[Provided material start]

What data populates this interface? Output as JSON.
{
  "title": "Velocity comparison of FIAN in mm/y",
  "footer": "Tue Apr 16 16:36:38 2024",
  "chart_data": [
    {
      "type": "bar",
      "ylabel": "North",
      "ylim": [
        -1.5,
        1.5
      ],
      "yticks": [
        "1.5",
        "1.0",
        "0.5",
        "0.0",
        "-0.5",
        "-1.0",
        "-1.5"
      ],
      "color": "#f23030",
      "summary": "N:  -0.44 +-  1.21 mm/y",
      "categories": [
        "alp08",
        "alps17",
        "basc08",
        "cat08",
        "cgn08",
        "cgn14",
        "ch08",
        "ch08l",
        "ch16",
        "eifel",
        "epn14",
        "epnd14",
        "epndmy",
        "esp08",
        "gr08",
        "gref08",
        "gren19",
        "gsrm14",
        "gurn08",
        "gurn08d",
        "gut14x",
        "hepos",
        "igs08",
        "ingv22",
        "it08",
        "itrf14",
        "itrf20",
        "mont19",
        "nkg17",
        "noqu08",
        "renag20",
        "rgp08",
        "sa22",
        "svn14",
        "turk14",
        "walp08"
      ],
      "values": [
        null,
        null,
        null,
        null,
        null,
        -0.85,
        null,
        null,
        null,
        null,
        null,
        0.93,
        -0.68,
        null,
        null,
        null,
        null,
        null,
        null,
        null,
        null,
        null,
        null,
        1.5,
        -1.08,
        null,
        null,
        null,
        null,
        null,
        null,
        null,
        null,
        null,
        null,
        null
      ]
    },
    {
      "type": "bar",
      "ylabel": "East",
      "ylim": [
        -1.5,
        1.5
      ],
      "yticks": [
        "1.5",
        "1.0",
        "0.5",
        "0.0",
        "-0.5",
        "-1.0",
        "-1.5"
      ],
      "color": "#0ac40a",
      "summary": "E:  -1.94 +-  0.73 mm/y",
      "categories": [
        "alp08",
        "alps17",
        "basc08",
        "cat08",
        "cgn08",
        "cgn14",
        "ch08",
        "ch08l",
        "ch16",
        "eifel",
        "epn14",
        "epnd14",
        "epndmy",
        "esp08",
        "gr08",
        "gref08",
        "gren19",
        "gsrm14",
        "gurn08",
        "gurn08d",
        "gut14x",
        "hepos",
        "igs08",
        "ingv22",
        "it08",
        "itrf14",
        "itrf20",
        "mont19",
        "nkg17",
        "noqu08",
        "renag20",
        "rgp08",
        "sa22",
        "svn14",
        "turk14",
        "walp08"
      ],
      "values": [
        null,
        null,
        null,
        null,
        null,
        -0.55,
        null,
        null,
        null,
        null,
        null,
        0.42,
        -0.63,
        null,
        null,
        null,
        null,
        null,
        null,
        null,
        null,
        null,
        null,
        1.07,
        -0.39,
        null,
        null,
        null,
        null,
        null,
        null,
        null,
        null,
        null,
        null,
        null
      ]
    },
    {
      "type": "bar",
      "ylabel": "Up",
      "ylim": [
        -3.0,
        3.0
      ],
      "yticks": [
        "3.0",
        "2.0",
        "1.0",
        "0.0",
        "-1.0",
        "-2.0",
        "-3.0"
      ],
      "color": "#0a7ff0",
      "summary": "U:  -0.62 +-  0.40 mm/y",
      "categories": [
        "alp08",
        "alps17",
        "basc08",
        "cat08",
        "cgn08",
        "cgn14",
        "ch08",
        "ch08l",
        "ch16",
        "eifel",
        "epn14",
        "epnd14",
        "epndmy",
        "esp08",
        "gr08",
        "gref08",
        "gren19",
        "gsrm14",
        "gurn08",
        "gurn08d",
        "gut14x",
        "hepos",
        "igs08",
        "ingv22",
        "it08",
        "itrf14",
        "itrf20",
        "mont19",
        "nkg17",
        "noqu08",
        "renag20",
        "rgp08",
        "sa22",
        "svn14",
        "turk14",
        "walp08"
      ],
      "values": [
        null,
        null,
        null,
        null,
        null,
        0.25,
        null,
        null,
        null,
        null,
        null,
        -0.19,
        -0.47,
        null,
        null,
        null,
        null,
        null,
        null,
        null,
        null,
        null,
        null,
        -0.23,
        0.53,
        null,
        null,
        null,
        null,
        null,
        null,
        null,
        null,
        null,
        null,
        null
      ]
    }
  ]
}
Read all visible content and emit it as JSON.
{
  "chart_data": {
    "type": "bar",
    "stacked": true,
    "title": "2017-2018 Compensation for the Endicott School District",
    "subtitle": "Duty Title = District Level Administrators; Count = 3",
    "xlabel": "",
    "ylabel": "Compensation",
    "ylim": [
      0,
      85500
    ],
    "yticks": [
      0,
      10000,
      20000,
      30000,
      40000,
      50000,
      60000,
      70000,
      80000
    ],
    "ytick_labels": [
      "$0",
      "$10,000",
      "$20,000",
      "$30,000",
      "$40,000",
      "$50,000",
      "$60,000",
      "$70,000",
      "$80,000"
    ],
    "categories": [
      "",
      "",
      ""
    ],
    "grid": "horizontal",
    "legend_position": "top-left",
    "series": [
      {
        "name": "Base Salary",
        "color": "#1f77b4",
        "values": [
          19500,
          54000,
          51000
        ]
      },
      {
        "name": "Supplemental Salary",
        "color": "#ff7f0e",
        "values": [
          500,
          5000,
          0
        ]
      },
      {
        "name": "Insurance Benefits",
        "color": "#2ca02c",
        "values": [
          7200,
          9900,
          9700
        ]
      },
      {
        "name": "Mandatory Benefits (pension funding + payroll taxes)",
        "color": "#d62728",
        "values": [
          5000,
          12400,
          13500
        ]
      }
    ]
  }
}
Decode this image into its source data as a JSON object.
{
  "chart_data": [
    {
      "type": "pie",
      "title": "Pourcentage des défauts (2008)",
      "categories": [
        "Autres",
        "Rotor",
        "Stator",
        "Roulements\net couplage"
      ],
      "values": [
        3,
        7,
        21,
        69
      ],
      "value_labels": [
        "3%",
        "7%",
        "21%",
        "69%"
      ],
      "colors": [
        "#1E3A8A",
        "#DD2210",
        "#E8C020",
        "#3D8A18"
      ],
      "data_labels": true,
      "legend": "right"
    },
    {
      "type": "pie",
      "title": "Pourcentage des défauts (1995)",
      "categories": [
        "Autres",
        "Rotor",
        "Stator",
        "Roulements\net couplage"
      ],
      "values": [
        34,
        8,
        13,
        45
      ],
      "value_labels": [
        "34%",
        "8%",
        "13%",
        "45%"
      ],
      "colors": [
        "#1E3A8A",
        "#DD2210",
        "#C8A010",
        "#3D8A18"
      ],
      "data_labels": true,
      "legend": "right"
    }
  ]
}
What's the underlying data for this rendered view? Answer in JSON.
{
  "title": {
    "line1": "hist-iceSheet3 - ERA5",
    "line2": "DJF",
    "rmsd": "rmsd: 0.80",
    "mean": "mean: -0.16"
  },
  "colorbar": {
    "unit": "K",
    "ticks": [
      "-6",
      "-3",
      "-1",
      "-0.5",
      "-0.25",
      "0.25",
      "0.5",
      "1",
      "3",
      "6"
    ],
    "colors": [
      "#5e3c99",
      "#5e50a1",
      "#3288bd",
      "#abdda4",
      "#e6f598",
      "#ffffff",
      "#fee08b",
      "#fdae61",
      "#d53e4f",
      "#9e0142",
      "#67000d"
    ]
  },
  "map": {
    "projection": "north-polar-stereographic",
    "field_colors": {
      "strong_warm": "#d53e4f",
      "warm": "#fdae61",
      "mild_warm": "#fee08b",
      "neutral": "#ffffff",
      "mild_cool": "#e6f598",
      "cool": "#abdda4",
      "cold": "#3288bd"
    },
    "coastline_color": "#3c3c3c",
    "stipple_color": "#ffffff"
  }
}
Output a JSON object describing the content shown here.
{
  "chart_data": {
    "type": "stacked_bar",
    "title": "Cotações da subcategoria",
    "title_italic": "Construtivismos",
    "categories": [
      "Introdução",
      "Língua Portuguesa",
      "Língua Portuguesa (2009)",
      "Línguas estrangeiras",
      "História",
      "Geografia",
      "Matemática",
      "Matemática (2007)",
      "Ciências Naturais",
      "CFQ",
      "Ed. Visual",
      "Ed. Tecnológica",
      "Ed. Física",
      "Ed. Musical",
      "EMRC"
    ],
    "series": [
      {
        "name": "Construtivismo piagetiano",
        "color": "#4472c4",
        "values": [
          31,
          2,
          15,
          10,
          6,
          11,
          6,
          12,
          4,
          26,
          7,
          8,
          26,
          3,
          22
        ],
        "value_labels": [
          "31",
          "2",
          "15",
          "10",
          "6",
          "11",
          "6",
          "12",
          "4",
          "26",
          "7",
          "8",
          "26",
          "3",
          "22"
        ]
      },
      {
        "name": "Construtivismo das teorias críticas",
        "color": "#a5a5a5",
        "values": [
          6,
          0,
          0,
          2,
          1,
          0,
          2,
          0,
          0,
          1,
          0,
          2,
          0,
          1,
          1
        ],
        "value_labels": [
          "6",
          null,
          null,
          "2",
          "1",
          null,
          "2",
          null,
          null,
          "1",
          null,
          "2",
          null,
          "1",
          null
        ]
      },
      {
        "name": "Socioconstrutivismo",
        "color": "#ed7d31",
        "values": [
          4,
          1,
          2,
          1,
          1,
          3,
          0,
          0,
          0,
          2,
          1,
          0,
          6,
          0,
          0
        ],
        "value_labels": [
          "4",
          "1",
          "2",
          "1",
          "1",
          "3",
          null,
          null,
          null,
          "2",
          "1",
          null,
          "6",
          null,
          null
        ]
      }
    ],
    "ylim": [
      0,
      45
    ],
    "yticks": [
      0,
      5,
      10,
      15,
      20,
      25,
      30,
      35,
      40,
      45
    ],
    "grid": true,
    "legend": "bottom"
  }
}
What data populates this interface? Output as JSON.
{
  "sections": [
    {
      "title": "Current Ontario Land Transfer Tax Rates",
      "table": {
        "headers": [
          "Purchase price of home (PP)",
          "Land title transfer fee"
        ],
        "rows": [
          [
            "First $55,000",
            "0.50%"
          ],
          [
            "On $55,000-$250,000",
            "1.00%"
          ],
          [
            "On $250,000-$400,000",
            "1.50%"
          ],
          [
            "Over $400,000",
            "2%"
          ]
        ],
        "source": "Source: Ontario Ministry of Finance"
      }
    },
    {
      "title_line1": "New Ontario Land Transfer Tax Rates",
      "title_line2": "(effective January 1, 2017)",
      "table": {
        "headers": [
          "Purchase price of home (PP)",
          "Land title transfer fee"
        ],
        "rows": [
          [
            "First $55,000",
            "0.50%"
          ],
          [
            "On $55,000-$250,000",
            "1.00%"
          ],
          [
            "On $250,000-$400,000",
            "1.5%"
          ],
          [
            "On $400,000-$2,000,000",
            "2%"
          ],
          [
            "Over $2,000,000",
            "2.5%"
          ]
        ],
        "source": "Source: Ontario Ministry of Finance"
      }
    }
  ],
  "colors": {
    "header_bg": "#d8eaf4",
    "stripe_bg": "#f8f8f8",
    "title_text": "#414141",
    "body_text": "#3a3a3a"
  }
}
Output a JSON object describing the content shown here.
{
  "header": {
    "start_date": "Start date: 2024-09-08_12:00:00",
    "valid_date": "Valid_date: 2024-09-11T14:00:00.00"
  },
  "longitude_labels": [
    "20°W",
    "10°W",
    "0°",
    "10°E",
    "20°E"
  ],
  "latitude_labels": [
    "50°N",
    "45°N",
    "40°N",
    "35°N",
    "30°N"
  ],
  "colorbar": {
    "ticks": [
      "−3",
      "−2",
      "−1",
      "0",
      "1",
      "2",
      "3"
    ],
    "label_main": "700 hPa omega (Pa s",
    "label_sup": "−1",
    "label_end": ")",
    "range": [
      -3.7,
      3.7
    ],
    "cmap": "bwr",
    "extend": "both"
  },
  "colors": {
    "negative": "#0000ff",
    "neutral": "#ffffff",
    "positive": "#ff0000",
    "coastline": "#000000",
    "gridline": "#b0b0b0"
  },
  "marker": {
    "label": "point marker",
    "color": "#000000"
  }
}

[Provided material end]

Written problem → Select the lines in this material that hold the word "Rates", leaving none out.

Answer to the task →
      "title": "Current Ontario Land Transfer Tax Rates",
      "title_line1": "New Ontario Land Transfer Tax Rates",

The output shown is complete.